Records excerpted from a collection:
--------
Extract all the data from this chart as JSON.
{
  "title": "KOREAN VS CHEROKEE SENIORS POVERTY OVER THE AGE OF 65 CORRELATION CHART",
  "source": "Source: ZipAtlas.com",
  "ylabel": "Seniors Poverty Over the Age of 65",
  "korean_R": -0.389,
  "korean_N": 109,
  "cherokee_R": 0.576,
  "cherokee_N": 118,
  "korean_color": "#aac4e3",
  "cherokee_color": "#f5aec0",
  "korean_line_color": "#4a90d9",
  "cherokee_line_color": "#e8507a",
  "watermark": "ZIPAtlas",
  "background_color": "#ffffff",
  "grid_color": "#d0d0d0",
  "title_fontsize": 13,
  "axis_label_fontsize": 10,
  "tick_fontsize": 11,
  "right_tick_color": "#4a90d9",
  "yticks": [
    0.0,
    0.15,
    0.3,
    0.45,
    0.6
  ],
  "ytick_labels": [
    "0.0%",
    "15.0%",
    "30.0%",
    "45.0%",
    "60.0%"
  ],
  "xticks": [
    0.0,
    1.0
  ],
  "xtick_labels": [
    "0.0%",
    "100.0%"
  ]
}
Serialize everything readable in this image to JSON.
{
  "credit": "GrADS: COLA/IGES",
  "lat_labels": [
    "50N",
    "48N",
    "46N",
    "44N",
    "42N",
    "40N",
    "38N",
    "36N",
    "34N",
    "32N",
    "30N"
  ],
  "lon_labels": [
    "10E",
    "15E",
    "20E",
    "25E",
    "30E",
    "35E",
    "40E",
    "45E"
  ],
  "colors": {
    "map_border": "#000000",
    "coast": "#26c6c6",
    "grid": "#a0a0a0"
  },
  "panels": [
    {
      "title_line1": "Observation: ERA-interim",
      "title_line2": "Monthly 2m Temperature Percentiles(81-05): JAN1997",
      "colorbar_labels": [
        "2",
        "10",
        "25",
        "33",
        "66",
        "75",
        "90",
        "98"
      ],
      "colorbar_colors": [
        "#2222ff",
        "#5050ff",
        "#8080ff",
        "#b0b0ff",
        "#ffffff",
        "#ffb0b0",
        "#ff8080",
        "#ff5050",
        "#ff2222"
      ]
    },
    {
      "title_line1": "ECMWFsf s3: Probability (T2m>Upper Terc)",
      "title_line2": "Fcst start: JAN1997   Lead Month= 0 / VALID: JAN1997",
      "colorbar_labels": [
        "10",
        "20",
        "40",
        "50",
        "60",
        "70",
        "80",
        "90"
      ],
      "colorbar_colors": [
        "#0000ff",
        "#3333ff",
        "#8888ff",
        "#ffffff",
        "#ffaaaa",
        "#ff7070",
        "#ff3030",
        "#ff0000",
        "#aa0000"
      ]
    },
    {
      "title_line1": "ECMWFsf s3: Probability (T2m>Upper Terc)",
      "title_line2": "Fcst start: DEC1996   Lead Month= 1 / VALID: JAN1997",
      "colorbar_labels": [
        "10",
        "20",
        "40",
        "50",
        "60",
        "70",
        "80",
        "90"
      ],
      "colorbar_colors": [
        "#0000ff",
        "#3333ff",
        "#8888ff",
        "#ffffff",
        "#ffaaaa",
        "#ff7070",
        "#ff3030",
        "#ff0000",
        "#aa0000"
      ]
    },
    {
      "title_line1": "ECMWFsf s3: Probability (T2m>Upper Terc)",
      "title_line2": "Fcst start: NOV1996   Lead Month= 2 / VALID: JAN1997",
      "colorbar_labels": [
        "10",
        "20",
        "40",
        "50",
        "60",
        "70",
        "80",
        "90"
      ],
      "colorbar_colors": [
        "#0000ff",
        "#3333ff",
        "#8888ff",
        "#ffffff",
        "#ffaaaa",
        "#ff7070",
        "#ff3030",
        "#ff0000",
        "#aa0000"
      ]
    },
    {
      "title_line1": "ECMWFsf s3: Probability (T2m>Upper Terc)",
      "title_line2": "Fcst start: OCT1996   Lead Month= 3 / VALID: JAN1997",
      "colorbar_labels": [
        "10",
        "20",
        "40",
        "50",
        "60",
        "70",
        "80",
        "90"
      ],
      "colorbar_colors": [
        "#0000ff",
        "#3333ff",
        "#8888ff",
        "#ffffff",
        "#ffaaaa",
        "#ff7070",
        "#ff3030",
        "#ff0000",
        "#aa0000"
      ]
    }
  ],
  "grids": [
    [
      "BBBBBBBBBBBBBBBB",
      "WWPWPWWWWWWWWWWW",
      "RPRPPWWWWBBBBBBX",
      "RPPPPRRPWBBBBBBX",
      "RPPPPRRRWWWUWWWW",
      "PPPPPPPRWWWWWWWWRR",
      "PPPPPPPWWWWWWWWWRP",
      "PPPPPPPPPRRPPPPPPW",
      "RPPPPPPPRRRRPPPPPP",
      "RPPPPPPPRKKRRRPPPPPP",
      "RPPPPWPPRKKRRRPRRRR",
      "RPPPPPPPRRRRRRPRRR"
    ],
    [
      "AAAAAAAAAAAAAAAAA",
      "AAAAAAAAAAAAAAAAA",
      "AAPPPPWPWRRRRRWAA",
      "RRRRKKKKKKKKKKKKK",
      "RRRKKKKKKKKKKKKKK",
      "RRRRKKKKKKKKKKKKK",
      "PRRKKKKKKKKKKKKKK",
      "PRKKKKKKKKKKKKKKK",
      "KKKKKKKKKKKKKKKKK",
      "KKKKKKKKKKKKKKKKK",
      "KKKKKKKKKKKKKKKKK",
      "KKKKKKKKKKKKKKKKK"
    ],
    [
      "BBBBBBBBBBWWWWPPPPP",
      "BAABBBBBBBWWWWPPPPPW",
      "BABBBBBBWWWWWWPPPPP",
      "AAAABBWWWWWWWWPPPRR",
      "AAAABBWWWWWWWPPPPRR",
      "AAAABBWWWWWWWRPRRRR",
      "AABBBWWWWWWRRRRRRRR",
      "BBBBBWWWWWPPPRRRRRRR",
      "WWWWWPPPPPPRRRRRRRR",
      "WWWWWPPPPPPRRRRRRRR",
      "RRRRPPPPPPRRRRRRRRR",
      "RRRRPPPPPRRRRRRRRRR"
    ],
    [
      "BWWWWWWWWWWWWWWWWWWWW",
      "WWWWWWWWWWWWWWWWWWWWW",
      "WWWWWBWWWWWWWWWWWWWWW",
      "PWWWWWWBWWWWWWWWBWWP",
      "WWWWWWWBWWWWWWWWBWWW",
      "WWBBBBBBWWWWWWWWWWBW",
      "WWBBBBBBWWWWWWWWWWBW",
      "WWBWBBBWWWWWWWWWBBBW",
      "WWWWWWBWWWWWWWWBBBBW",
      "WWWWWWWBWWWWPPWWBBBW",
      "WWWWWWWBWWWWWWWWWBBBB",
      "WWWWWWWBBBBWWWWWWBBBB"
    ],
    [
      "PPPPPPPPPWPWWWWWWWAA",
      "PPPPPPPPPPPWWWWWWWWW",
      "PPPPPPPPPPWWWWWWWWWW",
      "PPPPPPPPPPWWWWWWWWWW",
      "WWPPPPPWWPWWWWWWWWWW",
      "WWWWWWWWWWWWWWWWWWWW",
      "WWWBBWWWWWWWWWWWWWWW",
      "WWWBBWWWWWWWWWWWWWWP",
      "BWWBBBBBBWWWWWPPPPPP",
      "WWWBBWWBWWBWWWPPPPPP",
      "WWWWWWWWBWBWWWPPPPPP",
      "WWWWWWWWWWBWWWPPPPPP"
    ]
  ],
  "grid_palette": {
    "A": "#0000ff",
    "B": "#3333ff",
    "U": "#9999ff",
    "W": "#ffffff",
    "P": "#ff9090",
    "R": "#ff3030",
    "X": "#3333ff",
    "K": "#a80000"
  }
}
--------
**WHAT IS BEING ASKED**
Using the entries above, please restate each one word for word.

**REPLY TO THE TASK**
Extract all the data from this chart as JSON.
{
  "title": "KOREAN VS CHEROKEE SENIORS POVERTY OVER THE AGE OF 65 CORRELATION CHART",
  "source": "Source: ZipAtlas.com",
  "ylabel": "Seniors Poverty Over the Age of 65",
  "korean_R": -0.389,
  "korean_N": 109,
  "cherokee_R": 0.576,
  "cherokee_N": 118,
  "korean_color": "#aac4e3",
  "cherokee_color": "#f5aec0",
  "korean_line_color": "#4a90d9",
  "cherokee_line_color": "#e8507a",
  "watermark": "ZIPAtlas",
  "background_color": "#ffffff",
  "grid_color": "#d0d0d0",
  "title_fontsize": 13,
  "axis_label_fontsize": 10,
  "tick_fontsize": 11,
  "right_tick_color": "#4a90d9",
  "yticks": [
    0.0,
    0.15,
    0.3,
    0.45,
    0.6
  ],
  "ytick_labels": [
    "0.0%",
    "15.0%",
    "30.0%",
    "45.0%",
    "60.0%"
  ],
  "xticks": [
    0.0,
    1.0
  ],
  "xtick_labels": [
    "0.0%",
    "100.0%"
  ]
}
Serialize everything readable in this image to JSON.
{
  "credit": "GrADS: COLA/IGES",
  "lat_labels": [
    "50N",
    "48N",
    "46N",
    "44N",
    "42N",
    "40N",
    "38N",
    "36N",
    "34N",
    "32N",
    "30N"
  ],
  "lon_labels": [
    "10E",
    "15E",
    "20E",
    "25E",
    "30E",
    "35E",
    "40E",
    "45E"
  ],
  "colors": {
    "map_border": "#000000",
    "coast": "#26c6c6",
    "grid": "#a0a0a0"
  },
  "panels": [
    {
      "title_line1": "Observation: ERA-interim",
      "title_line2": "Monthly 2m Temperature Percentiles(81-05): JAN1997",
      "colorbar_labels": [
        "2",
        "10",
        "25",
        "33",
        "66",
        "75",
        "90",
        "98"
      ],
      "colorbar_colors": [
        "#2222ff",
        "#5050ff",
        "#8080ff",
        "#b0b0ff",
        "#ffffff",
        "#ffb0b0",
        "#ff8080",
        "#ff5050",
        "#ff2222"
      ]
    },
    {
      "title_line1": "ECMWFsf s3: Probability (T2m>Upper Terc)",
      "title_line2": "Fcst start: JAN1997   Lead Month= 0 / VALID: JAN1997",
      "colorbar_labels": [
        "10",
        "20",
        "40",
        "50",
        "60",
        "70",
        "80",
        "90"
      ],
      "colorbar_colors": [
        "#0000ff",
        "#3333ff",
        "#8888ff",
        "#ffffff",
        "#ffaaaa",
        "#ff7070",
        "#ff3030",
        "#ff0000",
        "#aa0000"
      ]
    },
    {
      "title_line1": "ECMWFsf s3: Probability (T2m>Upper Terc)",
      "title_line2": "Fcst start: DEC1996   Lead Month= 1 / VALID: JAN1997",
      "colorbar_labels": [
        "10",
        "20",
        "40",
        "50",
        "60",
        "70",
        "80",
        "90"
      ],
      "colorbar_colors": [
        "#0000ff",
        "#3333ff",
        "#8888ff",
        "#ffffff",
        "#ffaaaa",
        "#ff7070",
        "#ff3030",
        "#ff0000",
        "#aa0000"
      ]
    },
    {
      "title_line1": "ECMWFsf s3: Probability (T2m>Upper Terc)",
      "title_line2": "Fcst start: NOV1996   Lead Month= 2 / VALID: JAN1997",
      "colorbar_labels": [
        "10",
        "20",
        "40",
        "50",
        "60",
        "70",
        "80",
        "90"
      ],
      "colorbar_colors": [
        "#0000ff",
        "#3333ff",
        "#8888ff",
        "#ffffff",
        "#ffaaaa",
        "#ff7070",
        "#ff3030",
        "#ff0000",
        "#aa0000"
      ]
    },
    {
      "title_line1": "ECMWFsf s3: Probability (T2m>Upper Terc)",
      "title_line2": "Fcst start: OCT1996   Lead Month= 3 / VALID: JAN1997",
      "colorbar_labels": [
        "10",
        "20",
        "40",
        "50",
        "60",
        "70",
        "80",
        "90"
      ],
      "colorbar_colors": [
        "#0000ff",
        "#3333ff",
        "#8888ff",
        "#ffffff",
        "#ffaaaa",
        "#ff7070",
        "#ff3030",
        "#ff0000",
        "#aa0000"
      ]
    }
  ],
  "grids": [
    [
      "BBBBBBBBBBBBBBBB",
      "WWPWPWWWWWWWWWWW",
      "RPRPPWWWWBBBBBBX",
      "RPPPPRRPWBBBBBBX",
      "RPPPPRRRWWWUWWWW",
      "PPPPPPPRWWWWWWWWRR",
      "PPPPPPPWWWWWWWWWRP",
      "PPPPPPPPPRRPPPPPPW",
      "RPPPPPPPRRRRPPPPPP",
      "RPPPPPPPRKKRRRPPPPPP",
      "RPPPPWPPRKKRRRPRRRR",
      "RPPPPPPPRRRRRRPRRR"
    ],
    [
      "AAAAAAAAAAAAAAAAA",
      "AAAAAAAAAAAAAAAAA",
      "AAPPPPWPWRRRRRWAA",
      "RRRRKKKKKKKKKKKKK",
      "RRRKKKKKKKKKKKKKK",
      "RRRRKKKKKKKKKKKKK",
      "PRRKKKKKKKKKKKKKK",
      "PRKKKKKKKKKKKKKKK",
      "KKKKKKKKKKKKKKKKK",
      "KKKKKKKKKKKKKKKKK",
      "KKKKKKKKKKKKKKKKK",
      "KKKKKKKKKKKKKKKKK"
    ],
    [
      "BBBBBBBBBBWWWWPPPPP",
      "BAABBBBBBBWWWWPPPPPW",
      "BABBBBBBWWWWWWPPPPP",
      "AAAABBWWWWWWWWPPPRR",
      "AAAABBWWWWWWWPPPPRR",
      "AAAABBWWWWWWWRPRRRR",
      "AABBBWWWWWWRRRRRRRR",
      "BBBBBWWWWWPPPRRRRRRR",
      "WWWWWPPPPPPRRRRRRRR",
      "WWWWWPPPPPPRRRRRRRR",
      "RRRRPPPPPPRRRRRRRRR",
      "RRRRPPPPPRRRRRRRRRR"
    ],
    [
      "BWWWWWWWWWWWWWWWWWWWW",
      "WWWWWWWWWWWWWWWWWWWWW",
      "WWWWWBWWWWWWWWWWWWWWW",
      "PWWWWWWBWWWWWWWWBWWP",
      "WWWWWWWBWWWWWWWWBWWW",
      "WWBBBBBBWWWWWWWWWWBW",
      "WWBBBBBBWWWWWWWWWWBW",
      "WWBWBBBWWWWWWWWWBBBW",
      "WWWWWWBWWWWWWWWBBBBW",
      "WWWWWWWBWWWWPPWWBBBW",
      "WWWWWWWBWWWWWWWWWBBBB",
      "WWWWWWWBBBBWWWWWWBBBB"
    ],
    [
      "PPPPPPPPPWPWWWWWWWAA",
      "PPPPPPPPPPPWWWWWWWWW",
      "PPPPPPPPPPWWWWWWWWWW",
      "PPPPPPPPPPWWWWWWWWWW",
      "WWPPPPPWWPWWWWWWWWWW",
      "WWWWWWWWWWWWWWWWWWWW",
      "WWWBBWWWWWWWWWWWWWWW",
      "WWWBBWWWWWWWWWWWWWWP",
      "BWWBBBBBBWWWWWPPPPPP",
      "WWWBBWWBWWBWWWPPPPPP",
      "WWWWWWWWBWBWWWPPPPPP",
      "WWWWWWWWWWBWWWPPPPPP"
    ]
  ],
  "grid_palette": {
    "A": "#0000ff",
    "B": "#3333ff",
    "U": "#9999ff",
    "W": "#ffffff",
    "P": "#ff9090",
    "R": "#ff3030",
    "X": "#3333ff",
    "K": "#a80000"
  }
}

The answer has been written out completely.